* **Directions for this task**:
Restate every entry word for word.

* **Information given**:

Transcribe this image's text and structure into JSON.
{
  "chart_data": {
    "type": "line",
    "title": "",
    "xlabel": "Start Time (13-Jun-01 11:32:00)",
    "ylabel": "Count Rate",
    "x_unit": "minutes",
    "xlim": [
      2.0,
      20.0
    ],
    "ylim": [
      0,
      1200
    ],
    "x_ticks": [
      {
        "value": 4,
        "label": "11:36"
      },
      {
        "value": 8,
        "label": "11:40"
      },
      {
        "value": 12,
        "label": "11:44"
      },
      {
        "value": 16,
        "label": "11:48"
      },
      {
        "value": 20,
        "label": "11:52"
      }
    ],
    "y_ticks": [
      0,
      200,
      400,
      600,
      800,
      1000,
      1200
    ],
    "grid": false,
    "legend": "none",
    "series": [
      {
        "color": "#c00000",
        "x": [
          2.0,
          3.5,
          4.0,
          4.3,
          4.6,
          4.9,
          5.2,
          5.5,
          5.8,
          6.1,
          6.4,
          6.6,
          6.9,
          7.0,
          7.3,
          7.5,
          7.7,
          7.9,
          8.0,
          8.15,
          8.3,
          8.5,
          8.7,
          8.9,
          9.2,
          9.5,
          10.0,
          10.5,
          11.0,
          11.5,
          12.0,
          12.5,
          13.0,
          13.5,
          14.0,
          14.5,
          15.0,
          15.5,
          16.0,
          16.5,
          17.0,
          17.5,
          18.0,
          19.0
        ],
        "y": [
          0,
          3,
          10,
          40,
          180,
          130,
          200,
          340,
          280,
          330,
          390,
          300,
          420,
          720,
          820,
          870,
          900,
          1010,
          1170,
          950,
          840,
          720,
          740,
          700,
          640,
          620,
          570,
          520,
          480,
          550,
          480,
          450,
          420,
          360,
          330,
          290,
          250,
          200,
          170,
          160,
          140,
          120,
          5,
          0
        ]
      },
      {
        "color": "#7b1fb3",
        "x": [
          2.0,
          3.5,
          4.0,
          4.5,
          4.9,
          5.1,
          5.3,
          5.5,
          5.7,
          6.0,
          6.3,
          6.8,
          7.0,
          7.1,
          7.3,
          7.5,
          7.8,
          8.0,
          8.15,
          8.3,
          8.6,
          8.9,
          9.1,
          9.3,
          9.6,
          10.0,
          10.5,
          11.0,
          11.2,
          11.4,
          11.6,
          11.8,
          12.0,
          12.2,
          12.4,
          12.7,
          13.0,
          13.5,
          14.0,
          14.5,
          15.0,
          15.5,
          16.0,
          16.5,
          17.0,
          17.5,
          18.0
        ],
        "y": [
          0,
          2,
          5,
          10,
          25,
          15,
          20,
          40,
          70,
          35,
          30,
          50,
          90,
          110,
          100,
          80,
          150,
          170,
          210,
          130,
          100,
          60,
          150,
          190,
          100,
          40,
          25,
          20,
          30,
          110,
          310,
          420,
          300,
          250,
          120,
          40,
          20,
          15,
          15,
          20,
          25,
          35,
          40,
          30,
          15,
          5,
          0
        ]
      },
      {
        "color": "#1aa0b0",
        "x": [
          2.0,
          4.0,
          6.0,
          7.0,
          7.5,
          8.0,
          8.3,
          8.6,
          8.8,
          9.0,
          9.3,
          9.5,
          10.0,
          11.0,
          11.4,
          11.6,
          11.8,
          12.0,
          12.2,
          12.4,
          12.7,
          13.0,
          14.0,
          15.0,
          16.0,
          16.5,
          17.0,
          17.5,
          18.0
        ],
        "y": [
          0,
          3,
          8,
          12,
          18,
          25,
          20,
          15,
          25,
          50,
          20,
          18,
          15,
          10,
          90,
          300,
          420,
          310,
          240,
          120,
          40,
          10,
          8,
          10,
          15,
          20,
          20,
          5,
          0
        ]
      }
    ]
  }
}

* **Task response**:
Transcribe this image's text and structure into JSON.
{
  "chart_data": {
    "type": "line",
    "title": "",
    "xlabel": "Start Time (13-Jun-01 11:32:00)",
    "ylabel": "Count Rate",
    "x_unit": "minutes",
    "xlim": [
      2.0,
      20.0
    ],
    "ylim": [
      0,
      1200
    ],
    "x_ticks": [
      {
        "value": 4,
        "label": "11:36"
      },
      {
        "value": 8,
        "label": "11:40"
      },
      {
        "value": 12,
        "label": "11:44"
      },
      {
        "value": 16,
        "label": "11:48"
      },
      {
        "value": 20,
        "label": "11:52"
      }
    ],
    "y_ticks": [
      0,
      200,
      400,
      600,
      800,
      1000,
      1200
    ],
    "grid": false,
    "legend": "none",
    "series": [
      {
        "color": "#c00000",
        "x": [
          2.0,
          3.5,
          4.0,
          4.3,
          4.6,
          4.9,
          5.2,
          5.5,
          5.8,
          6.1,
          6.4,
          6.6,
          6.9,
          7.0,
          7.3,
          7.5,
          7.7,
          7.9,
          8.0,
          8.15,
          8.3,
          8.5,
          8.7,
          8.9,
          9.2,
          9.5,
          10.0,
          10.5,
          11.0,
          11.5,
          12.0,
          12.5,
          13.0,
          13.5,
          14.0,
          14.5,
          15.0,
          15.5,
          16.0,
          16.5,
          17.0,
          17.5,
          18.0,
          19.0
        ],
        "y": [
          0,
          3,
          10,
          40,
          180,
          130,
          200,
          340,
          280,
          330,
          390,
          300,
          420,
          720,
          820,
          870,
          900,
          1010,
          1170,
          950,
          840,
          720,
          740,
          700,
          640,
          620,
          570,
          520,
          480,
          550,
          480,
          450,
          420,
          360,
          330,
          290,
          250,
          200,
          170,
          160,
          140,
          120,
          5,
          0
        ]
      },
      {
        "color": "#7b1fb3",
        "x": [
          2.0,
          3.5,
          4.0,
          4.5,
          4.9,
          5.1,
          5.3,
          5.5,
          5.7,
          6.0,
          6.3,
          6.8,
          7.0,
          7.1,
          7.3,
          7.5,
          7.8,
          8.0,
          8.15,
          8.3,
          8.6,
          8.9,
          9.1,
          9.3,
          9.6,
          10.0,
          10.5,
          11.0,
          11.2,
          11.4,
          11.6,
          11.8,
          12.0,
          12.2,
          12.4,
          12.7,
          13.0,
          13.5,
          14.0,
          14.5,
          15.0,
          15.5,
          16.0,
          16.5,
          17.0,
          17.5,
          18.0
        ],
        "y": [
          0,
          2,
          5,
          10,
          25,
          15,
          20,
          40,
          70,
          35,
          30,
          50,
          90,
          110,
          100,
          80,
          150,
          170,
          210,
          130,
          100,
          60,
          150,
          190,
          100,
          40,
          25,
          20,
          30,
          110,
          310,
          420,
          300,
          250,
          120,
          40,
          20,
          15,
          15,
          20,
          25,
          35,
          40,
          30,
          15,
          5,
          0
        ]
      },
      {
        "color": "#1aa0b0",
        "x": [
          2.0,
          4.0,
          6.0,
          7.0,
          7.5,
          8.0,
          8.3,
          8.6,
          8.8,
          9.0,
          9.3,
          9.5,
          10.0,
          11.0,
          11.4,
          11.6,
          11.8,
          12.0,
          12.2,
          12.4,
          12.7,
          13.0,
          14.0,
          15.0,
          16.0,
          16.5,
          17.0,
          17.5,
          18.0
        ],
        "y": [
          0,
          3,
          8,
          12,
          18,
          25,
          20,
          15,
          25,
          50,
          20,
          18,
          15,
          10,
          90,
          300,
          420,
          310,
          240,
          120,
          40,
          10,
          8,
          10,
          15,
          20,
          20,
          5,
          0
        ]
      }
    ]
  }
}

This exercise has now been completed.